_Stored data_:
----------

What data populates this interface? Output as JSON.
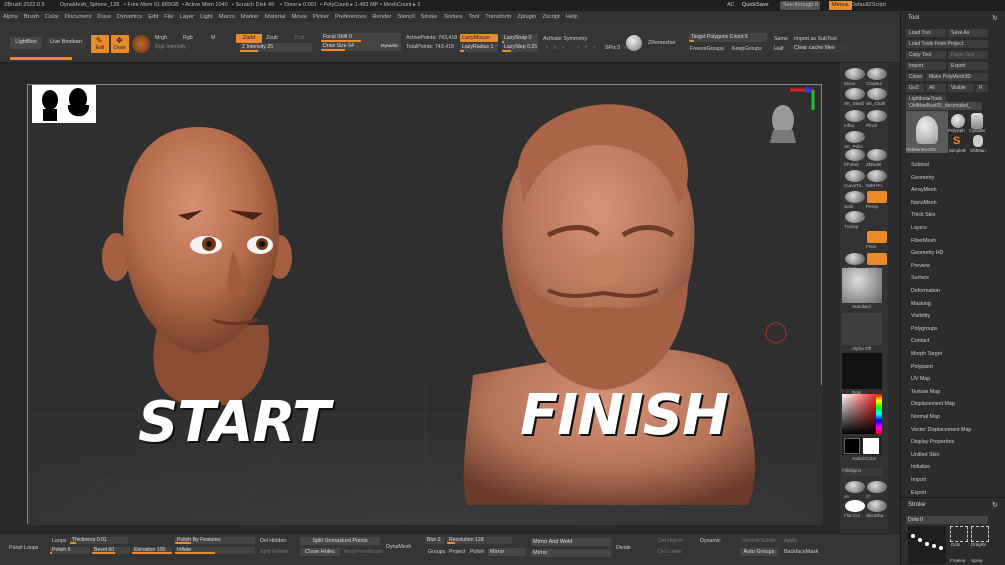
{
  "titlebar": {
    "app": "ZBrush 2022.0.5",
    "doc": "DynaMesh_Sphere_128",
    "freemem": "• Free Mem 51.889GB",
    "activemem": "• Active Mem 1040",
    "scratch": "• Scratch Disk 49",
    "timer": "• Timer ▸ 0.001",
    "polycount": "• PolyCount ▸ 1.483 MP",
    "meshcount": "• MeshCount ▸ 1",
    "ac": "AC",
    "quicksave": "QuickSave",
    "seethrough": "See-through",
    "seethrough_val": "0",
    "menus": "Menus",
    "script": "DefaultZScript"
  },
  "menu": [
    "Alpha",
    "Brush",
    "Color",
    "Document",
    "Draw",
    "Dynamics",
    "Edit",
    "File",
    "Layer",
    "Light",
    "Macro",
    "Marker",
    "Material",
    "Movie",
    "Picker",
    "Preferences",
    "Render",
    "Stencil",
    "Stroke",
    "Texture",
    "Tool",
    "Transform",
    "Zplugin",
    "Zscript",
    "Help"
  ],
  "topshelf": {
    "lightbox": "LightBox",
    "liveboolean": "Live Boolean",
    "edit": "Edit",
    "draw": "Draw",
    "mrgb": "Mrgb",
    "rgb": "Rgb",
    "m": "M",
    "rgbint": "Rgb Intensity",
    "zadd": "Zadd",
    "zsub": "Zsub",
    "zcut": "Zcut",
    "zint": "Z Intensity 25",
    "focal": "Focal Shift 0",
    "drawsize": "Draw Size 64",
    "dynamic": "Dynamic",
    "activepoints": "ActivePoints: 743,418",
    "totalpoints": "TotalPoints: 743,418",
    "lazymouse": "LazyMouse",
    "lazyradius": "LazyRadius 1",
    "lazysnap": "LazySnap 0",
    "lazystep": "LazyStep 0.25",
    "activesym": "Activate Symmetry",
    "spix": "SPix 3",
    "zremesher": "ZRemesher",
    "targetpoly": "Target Polygons Count 5",
    "freeze": "FreezeGroups",
    "keepgroups": "KeepGroups",
    "same": "Same",
    "half": "Half",
    "importsub": "Import as SubTool",
    "clearcache": "Clear cache files"
  },
  "canvas": {
    "start": "START",
    "finish": "FINISH"
  },
  "rightshelf": [
    "Move",
    "ClayBui",
    "SK_Slash",
    "SK_Cloth",
    "Inflat",
    "Pinch",
    "SK_Polis",
    "hPolish",
    "ZModel",
    "CurveTu",
    "IMM Pri",
    "Solo",
    "Persp",
    "Transp",
    "Floor",
    "L.Sym",
    "Local",
    "Standard",
    "Alpha Off",
    "Dots",
    "SwitchColor",
    "FillObject",
    "x4",
    "z7",
    "Flat Col",
    "SkinSha"
  ],
  "tool": {
    "title": "Tool",
    "loadtool": "Load Tool",
    "saveas": "Save As",
    "loadproj": "Load Tools From Project",
    "copy": "Copy Tool",
    "paste": "Paste Tool",
    "import": "Import",
    "export": "Export",
    "clone": "Clone",
    "makepoly": "Make PolyMesh3D",
    "goz": "GoZ",
    "all": "All",
    "visible": "Visible",
    "r": "R",
    "lightbox": "Lightbox▸Tools",
    "current": "OldManBust05_decimated_",
    "thumbs": [
      "OldManBust05",
      "PolySph",
      "Cylinder",
      "SimpleB",
      "OldMan"
    ],
    "items": [
      "Subtool",
      "Geometry",
      "ArrayMesh",
      "NanoMesh",
      "Thick Skin",
      "Layers",
      "FiberMesh",
      "Geometry HD",
      "Preview",
      "Surface",
      "Deformation",
      "Masking",
      "Visibility",
      "Polygroups",
      "Contact",
      "Morph Target",
      "Polypaint",
      "UV Map",
      "Texture Map",
      "Displacement Map",
      "Normal Map",
      "Vector Displacement Map",
      "Display Properties",
      "Unified Skin",
      "Initialize",
      "Import",
      "Export"
    ],
    "stroke": "Stroke",
    "dots": "Dots 0",
    "dotsl": "Dots",
    "dragrect": "DragRe",
    "freehand": "FreeHa",
    "spray": "Spray",
    "dragdot": "DragDo"
  },
  "bottom": {
    "panelloops": "Panel Loops",
    "loops": "Loops",
    "thickness": "Thickness 0.01",
    "polish": "Polish 5",
    "bevel": "Bevel 60",
    "polishfeat": "Polish By Features",
    "elevation": "Elevation 100",
    "inflate": "Inflate",
    "delhidden": "Del Hidden",
    "splithidden": "Split Hidden",
    "splitunmasked": "Split Unmasked Points",
    "closeholes": "Close Holes",
    "meshfrombrush": "MeshFromBrush",
    "dynamesh": "DynaMesh",
    "blur": "Blur 2",
    "resolution": "Resolution 128",
    "groups": "Groups",
    "project": "Project",
    "polishb": "Polish",
    "mirror": "Mirror",
    "mirrorweld": "Mirror And Weld",
    "mirror2": "Mirror",
    "divide": "Divide",
    "delhigher": "Del Higher",
    "dellower": "Del Lower",
    "dynamic": "Dynamic",
    "smooth": "SmoothSubdiv",
    "apply": "Apply",
    "autogroups": "Auto Groups",
    "backface": "BackfaceMask"
  },
  "colors": {
    "accent": "#e98a2b",
    "skin": "#b86f4e",
    "clay": "#b87458"
  }
}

----------

_STATED EXERCISE_: Write out the whole listing exactly, and drop the pictures.

_EXERCISE ANSWER_:
What data populates this interface? Output as JSON.
{
  "titlebar": {
    "app": "ZBrush 2022.0.5",
    "doc": "DynaMesh_Sphere_128",
    "freemem": "• Free Mem 51.889GB",
    "activemem": "• Active Mem 1040",
    "scratch": "• Scratch Disk 49",
    "timer": "• Timer ▸ 0.001",
    "polycount": "• PolyCount ▸ 1.483 MP",
    "meshcount": "• MeshCount ▸ 1",
    "ac": "AC",
    "quicksave": "QuickSave",
    "seethrough": "See-through",
    "seethrough_val": "0",
    "menus": "Menus",
    "script": "DefaultZScript"
  },
  "menu": [
    "Alpha",
    "Brush",
    "Color",
    "Document",
    "Draw",
    "Dynamics",
    "Edit",
    "File",
    "Layer",
    "Light",
    "Macro",
    "Marker",
    "Material",
    "Movie",
    "Picker",
    "Preferences",
    "Render",
    "Stencil",
    "Stroke",
    "Texture",
    "Tool",
    "Transform",
    "Zplugin",
    "Zscript",
    "Help"
  ],
  "topshelf": {
    "lightbox": "LightBox",
    "liveboolean": "Live Boolean",
    "edit": "Edit",
    "draw": "Draw",
    "mrgb": "Mrgb",
    "rgb": "Rgb",
    "m": "M",
    "rgbint": "Rgb Intensity",
    "zadd": "Zadd",
    "zsub": "Zsub",
    "zcut": "Zcut",
    "zint": "Z Intensity 25",
    "focal": "Focal Shift 0",
    "drawsize": "Draw Size 64",
    "dynamic": "Dynamic",
    "activepoints": "ActivePoints: 743,418",
    "totalpoints": "TotalPoints: 743,418",
    "lazymouse": "LazyMouse",
    "lazyradius": "LazyRadius 1",
    "lazysnap": "LazySnap 0",
    "lazystep": "LazyStep 0.25",
    "activesym": "Activate Symmetry",
    "spix": "SPix 3",
    "zremesher": "ZRemesher",
    "targetpoly": "Target Polygons Count 5",
    "freeze": "FreezeGroups",
    "keepgroups": "KeepGroups",
    "same": "Same",
    "half": "Half",
    "importsub": "Import as SubTool",
    "clearcache": "Clear cache files"
  },
  "canvas": {
    "start": "START",
    "finish": "FINISH"
  },
  "rightshelf": [
    "Move",
    "ClayBui",
    "SK_Slash",
    "SK_Cloth",
    "Inflat",
    "Pinch",
    "SK_Polis",
    "hPolish",
    "ZModel",
    "CurveTu",
    "IMM Pri",
    "Solo",
    "Persp",
    "Transp",
    "Floor",
    "L.Sym",
    "Local",
    "Standard",
    "Alpha Off",
    "Dots",
    "SwitchColor",
    "FillObject",
    "x4",
    "z7",
    "Flat Col",
    "SkinSha"
  ],
  "tool": {
    "title": "Tool",
    "loadtool": "Load Tool",
    "saveas": "Save As",
    "loadproj": "Load Tools From Project",
    "copy": "Copy Tool",
    "paste": "Paste Tool",
    "import": "Import",
    "export": "Export",
    "clone": "Clone",
    "makepoly": "Make PolyMesh3D",
    "goz": "GoZ",
    "all": "All",
    "visible": "Visible",
    "r": "R",
    "lightbox": "Lightbox▸Tools",
    "current": "OldManBust05_decimated_",
    "thumbs": [
      "OldManBust05",
      "PolySph",
      "Cylinder",
      "SimpleB",
      "OldMan"
    ],
    "items": [
      "Subtool",
      "Geometry",
      "ArrayMesh",
      "NanoMesh",
      "Thick Skin",
      "Layers",
      "FiberMesh",
      "Geometry HD",
      "Preview",
      "Surface",
      "Deformation",
      "Masking",
      "Visibility",
      "Polygroups",
      "Contact",
      "Morph Target",
      "Polypaint",
      "UV Map",
      "Texture Map",
      "Displacement Map",
      "Normal Map",
      "Vector Displacement Map",
      "Display Properties",
      "Unified Skin",
      "Initialize",
      "Import",
      "Export"
    ],
    "stroke": "Stroke",
    "dots": "Dots 0",
    "dotsl": "Dots",
    "dragrect": "DragRe",
    "freehand": "FreeHa",
    "spray": "Spray",
    "dragdot": "DragDo"
  },
  "bottom": {
    "panelloops": "Panel Loops",
    "loops": "Loops",
    "thickness": "Thickness 0.01",
    "polish": "Polish 5",
    "bevel": "Bevel 60",
    "polishfeat": "Polish By Features",
    "elevation": "Elevation 100",
    "inflate": "Inflate",
    "delhidden": "Del Hidden",
    "splithidden": "Split Hidden",
    "splitunmasked": "Split Unmasked Points",
    "closeholes": "Close Holes",
    "meshfrombrush": "MeshFromBrush",
    "dynamesh": "DynaMesh",
    "blur": "Blur 2",
    "resolution": "Resolution 128",
    "groups": "Groups",
    "project": "Project",
    "polishb": "Polish",
    "mirror": "Mirror",
    "mirrorweld": "Mirror And Weld",
    "mirror2": "Mirror",
    "divide": "Divide",
    "delhigher": "Del Higher",
    "dellower": "Del Lower",
    "dynamic": "Dynamic",
    "smooth": "SmoothSubdiv",
    "apply": "Apply",
    "autogroups": "Auto Groups",
    "backface": "BackfaceMask"
  },
  "colors": {
    "accent": "#e98a2b",
    "skin": "#b86f4e",
    "clay": "#b87458"
  }
}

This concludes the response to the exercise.